*** Materials provided ***

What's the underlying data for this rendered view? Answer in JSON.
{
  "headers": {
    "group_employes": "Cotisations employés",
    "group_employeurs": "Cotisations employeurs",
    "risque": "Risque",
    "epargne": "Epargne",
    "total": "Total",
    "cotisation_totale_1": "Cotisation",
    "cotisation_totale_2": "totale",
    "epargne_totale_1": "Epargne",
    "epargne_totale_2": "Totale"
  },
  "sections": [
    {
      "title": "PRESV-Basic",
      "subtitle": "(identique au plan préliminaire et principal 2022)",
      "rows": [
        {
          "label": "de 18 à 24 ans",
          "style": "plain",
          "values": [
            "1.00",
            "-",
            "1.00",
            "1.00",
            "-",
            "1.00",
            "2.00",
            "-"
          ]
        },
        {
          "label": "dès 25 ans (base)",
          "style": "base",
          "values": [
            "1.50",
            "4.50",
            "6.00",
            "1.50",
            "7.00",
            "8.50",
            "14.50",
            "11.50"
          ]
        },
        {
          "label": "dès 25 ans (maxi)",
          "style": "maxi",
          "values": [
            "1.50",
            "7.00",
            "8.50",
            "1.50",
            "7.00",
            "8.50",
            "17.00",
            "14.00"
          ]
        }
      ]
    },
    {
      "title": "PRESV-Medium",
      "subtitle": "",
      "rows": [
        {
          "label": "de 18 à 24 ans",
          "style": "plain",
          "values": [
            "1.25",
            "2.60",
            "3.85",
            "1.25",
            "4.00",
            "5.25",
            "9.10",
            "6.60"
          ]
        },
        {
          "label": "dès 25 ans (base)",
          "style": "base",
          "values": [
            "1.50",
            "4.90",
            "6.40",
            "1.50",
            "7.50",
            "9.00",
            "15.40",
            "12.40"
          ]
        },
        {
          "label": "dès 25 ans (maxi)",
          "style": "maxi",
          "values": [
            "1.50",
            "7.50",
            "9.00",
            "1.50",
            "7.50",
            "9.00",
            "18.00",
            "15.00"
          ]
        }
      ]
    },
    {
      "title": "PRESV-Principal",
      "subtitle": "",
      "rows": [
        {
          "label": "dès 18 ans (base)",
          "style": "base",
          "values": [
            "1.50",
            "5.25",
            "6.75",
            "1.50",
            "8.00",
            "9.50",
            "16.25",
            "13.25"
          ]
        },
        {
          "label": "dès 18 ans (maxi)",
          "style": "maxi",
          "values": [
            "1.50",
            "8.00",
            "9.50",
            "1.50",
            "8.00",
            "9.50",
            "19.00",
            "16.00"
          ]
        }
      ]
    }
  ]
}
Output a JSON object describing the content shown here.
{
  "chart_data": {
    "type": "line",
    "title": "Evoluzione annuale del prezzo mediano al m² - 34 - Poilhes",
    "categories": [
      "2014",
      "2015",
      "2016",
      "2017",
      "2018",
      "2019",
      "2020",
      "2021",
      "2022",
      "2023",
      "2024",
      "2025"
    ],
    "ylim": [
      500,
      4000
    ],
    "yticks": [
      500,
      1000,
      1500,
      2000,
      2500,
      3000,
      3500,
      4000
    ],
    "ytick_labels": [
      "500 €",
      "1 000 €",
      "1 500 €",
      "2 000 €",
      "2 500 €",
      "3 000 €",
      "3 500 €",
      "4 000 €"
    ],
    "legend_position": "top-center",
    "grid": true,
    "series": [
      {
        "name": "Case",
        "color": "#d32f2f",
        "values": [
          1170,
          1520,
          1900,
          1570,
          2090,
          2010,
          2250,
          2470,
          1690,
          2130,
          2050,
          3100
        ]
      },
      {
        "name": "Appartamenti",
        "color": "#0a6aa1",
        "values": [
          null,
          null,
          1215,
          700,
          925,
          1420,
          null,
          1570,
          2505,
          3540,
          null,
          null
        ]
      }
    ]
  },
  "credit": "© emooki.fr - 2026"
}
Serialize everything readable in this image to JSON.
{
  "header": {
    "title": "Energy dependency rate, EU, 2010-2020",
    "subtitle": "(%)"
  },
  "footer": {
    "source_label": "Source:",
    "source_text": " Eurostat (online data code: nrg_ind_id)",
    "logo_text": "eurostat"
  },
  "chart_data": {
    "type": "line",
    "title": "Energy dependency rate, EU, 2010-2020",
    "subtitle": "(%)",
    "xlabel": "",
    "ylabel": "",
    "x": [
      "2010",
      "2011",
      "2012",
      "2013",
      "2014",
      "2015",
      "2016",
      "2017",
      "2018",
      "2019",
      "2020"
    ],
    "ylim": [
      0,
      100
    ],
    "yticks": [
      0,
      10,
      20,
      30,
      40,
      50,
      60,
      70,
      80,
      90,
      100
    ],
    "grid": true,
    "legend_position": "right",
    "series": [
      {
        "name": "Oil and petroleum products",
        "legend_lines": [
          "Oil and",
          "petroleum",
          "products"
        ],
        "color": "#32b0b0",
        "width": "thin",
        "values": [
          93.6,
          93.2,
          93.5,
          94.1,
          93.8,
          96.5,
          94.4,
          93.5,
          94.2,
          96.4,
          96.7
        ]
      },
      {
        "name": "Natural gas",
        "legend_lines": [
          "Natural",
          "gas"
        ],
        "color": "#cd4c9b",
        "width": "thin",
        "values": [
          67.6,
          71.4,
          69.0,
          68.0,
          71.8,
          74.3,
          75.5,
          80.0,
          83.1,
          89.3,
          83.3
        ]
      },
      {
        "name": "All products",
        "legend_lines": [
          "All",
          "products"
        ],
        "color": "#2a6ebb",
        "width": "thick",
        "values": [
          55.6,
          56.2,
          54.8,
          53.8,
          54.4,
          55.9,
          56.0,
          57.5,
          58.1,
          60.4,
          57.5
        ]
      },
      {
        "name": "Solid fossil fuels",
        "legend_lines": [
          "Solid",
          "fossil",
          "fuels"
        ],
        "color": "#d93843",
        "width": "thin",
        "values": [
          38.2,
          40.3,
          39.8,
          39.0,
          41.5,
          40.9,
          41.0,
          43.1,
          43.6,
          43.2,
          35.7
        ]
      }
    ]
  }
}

***

■ Given instruction
All the data must be duplicated exactly, with nothing added or removed.

■ Correct answer
What's the underlying data for this rendered view? Answer in JSON.
{
  "headers": {
    "group_employes": "Cotisations employés",
    "group_employeurs": "Cotisations employeurs",
    "risque": "Risque",
    "epargne": "Epargne",
    "total": "Total",
    "cotisation_totale_1": "Cotisation",
    "cotisation_totale_2": "totale",
    "epargne_totale_1": "Epargne",
    "epargne_totale_2": "Totale"
  },
  "sections": [
    {
      "title": "PRESV-Basic",
      "subtitle": "(identique au plan préliminaire et principal 2022)",
      "rows": [
        {
          "label": "de 18 à 24 ans",
          "style": "plain",
          "values": [
            "1.00",
            "-",
            "1.00",
            "1.00",
            "-",
            "1.00",
            "2.00",
            "-"
          ]
        },
        {
          "label": "dès 25 ans (base)",
          "style": "base",
          "values": [
            "1.50",
            "4.50",
            "6.00",
            "1.50",
            "7.00",
            "8.50",
            "14.50",
            "11.50"
          ]
        },
        {
          "label": "dès 25 ans (maxi)",
          "style": "maxi",
          "values": [
            "1.50",
            "7.00",
            "8.50",
            "1.50",
            "7.00",
            "8.50",
            "17.00",
            "14.00"
          ]
        }
      ]
    },
    {
      "title": "PRESV-Medium",
      "subtitle": "",
      "rows": [
        {
          "label": "de 18 à 24 ans",
          "style": "plain",
          "values": [
            "1.25",
            "2.60",
            "3.85",
            "1.25",
            "4.00",
            "5.25",
            "9.10",
            "6.60"
          ]
        },
        {
          "label": "dès 25 ans (base)",
          "style": "base",
          "values": [
            "1.50",
            "4.90",
            "6.40",
            "1.50",
            "7.50",
            "9.00",
            "15.40",
            "12.40"
          ]
        },
        {
          "label": "dès 25 ans (maxi)",
          "style": "maxi",
          "values": [
            "1.50",
            "7.50",
            "9.00",
            "1.50",
            "7.50",
            "9.00",
            "18.00",
            "15.00"
          ]
        }
      ]
    },
    {
      "title": "PRESV-Principal",
      "subtitle": "",
      "rows": [
        {
          "label": "dès 18 ans (base)",
          "style": "base",
          "values": [
            "1.50",
            "5.25",
            "6.75",
            "1.50",
            "8.00",
            "9.50",
            "16.25",
            "13.25"
          ]
        },
        {
          "label": "dès 18 ans (maxi)",
          "style": "maxi",
          "values": [
            "1.50",
            "8.00",
            "9.50",
            "1.50",
            "8.00",
            "9.50",
            "19.00",
            "16.00"
          ]
        }
      ]
    }
  ]
}
Output a JSON object describing the content shown here.
{
  "chart_data": {
    "type": "line",
    "title": "Evoluzione annuale del prezzo mediano al m² - 34 - Poilhes",
    "categories": [
      "2014",
      "2015",
      "2016",
      "2017",
      "2018",
      "2019",
      "2020",
      "2021",
      "2022",
      "2023",
      "2024",
      "2025"
    ],
    "ylim": [
      500,
      4000
    ],
    "yticks": [
      500,
      1000,
      1500,
      2000,
      2500,
      3000,
      3500,
      4000
    ],
    "ytick_labels": [
      "500 €",
      "1 000 €",
      "1 500 €",
      "2 000 €",
      "2 500 €",
      "3 000 €",
      "3 500 €",
      "4 000 €"
    ],
    "legend_position": "top-center",
    "grid": true,
    "series": [
      {
        "name": "Case",
        "color": "#d32f2f",
        "values": [
          1170,
          1520,
          1900,
          1570,
          2090,
          2010,
          2250,
          2470,
          1690,
          2130,
          2050,
          3100
        ]
      },
      {
        "name": "Appartamenti",
        "color": "#0a6aa1",
        "values": [
          null,
          null,
          1215,
          700,
          925,
          1420,
          null,
          1570,
          2505,
          3540,
          null,
          null
        ]
      }
    ]
  },
  "credit": "© emooki.fr - 2026"
}
Serialize everything readable in this image to JSON.
{
  "header": {
    "title": "Energy dependency rate, EU, 2010-2020",
    "subtitle": "(%)"
  },
  "footer": {
    "source_label": "Source:",
    "source_text": " Eurostat (online data code: nrg_ind_id)",
    "logo_text": "eurostat"
  },
  "chart_data": {
    "type": "line",
    "title": "Energy dependency rate, EU, 2010-2020",
    "subtitle": "(%)",
    "xlabel": "",
    "ylabel": "",
    "x": [
      "2010",
      "2011",
      "2012",
      "2013",
      "2014",
      "2015",
      "2016",
      "2017",
      "2018",
      "2019",
      "2020"
    ],
    "ylim": [
      0,
      100
    ],
    "yticks": [
      0,
      10,
      20,
      30,
      40,
      50,
      60,
      70,
      80,
      90,
      100
    ],
    "grid": true,
    "legend_position": "right",
    "series": [
      {
        "name": "Oil and petroleum products",
        "legend_lines": [
          "Oil and",
          "petroleum",
          "products"
        ],
        "color": "#32b0b0",
        "width": "thin",
        "values": [
          93.6,
          93.2,
          93.5,
          94.1,
          93.8,
          96.5,
          94.4,
          93.5,
          94.2,
          96.4,
          96.7
        ]
      },
      {
        "name": "Natural gas",
        "legend_lines": [
          "Natural",
          "gas"
        ],
        "color": "#cd4c9b",
        "width": "thin",
        "values": [
          67.6,
          71.4,
          69.0,
          68.0,
          71.8,
          74.3,
          75.5,
          80.0,
          83.1,
          89.3,
          83.3
        ]
      },
      {
        "name": "All products",
        "legend_lines": [
          "All",
          "products"
        ],
        "color": "#2a6ebb",
        "width": "thick",
        "values": [
          55.6,
          56.2,
          54.8,
          53.8,
          54.4,
          55.9,
          56.0,
          57.5,
          58.1,
          60.4,
          57.5
        ]
      },
      {
        "name": "Solid fossil fuels",
        "legend_lines": [
          "Solid",
          "fossil",
          "fuels"
        ],
        "color": "#d93843",
        "width": "thin",
        "values": [
          38.2,
          40.3,
          39.8,
          39.0,
          41.5,
          40.9,
          41.0,
          43.1,
          43.6,
          43.2,
          35.7
        ]
      }
    ]
  }
}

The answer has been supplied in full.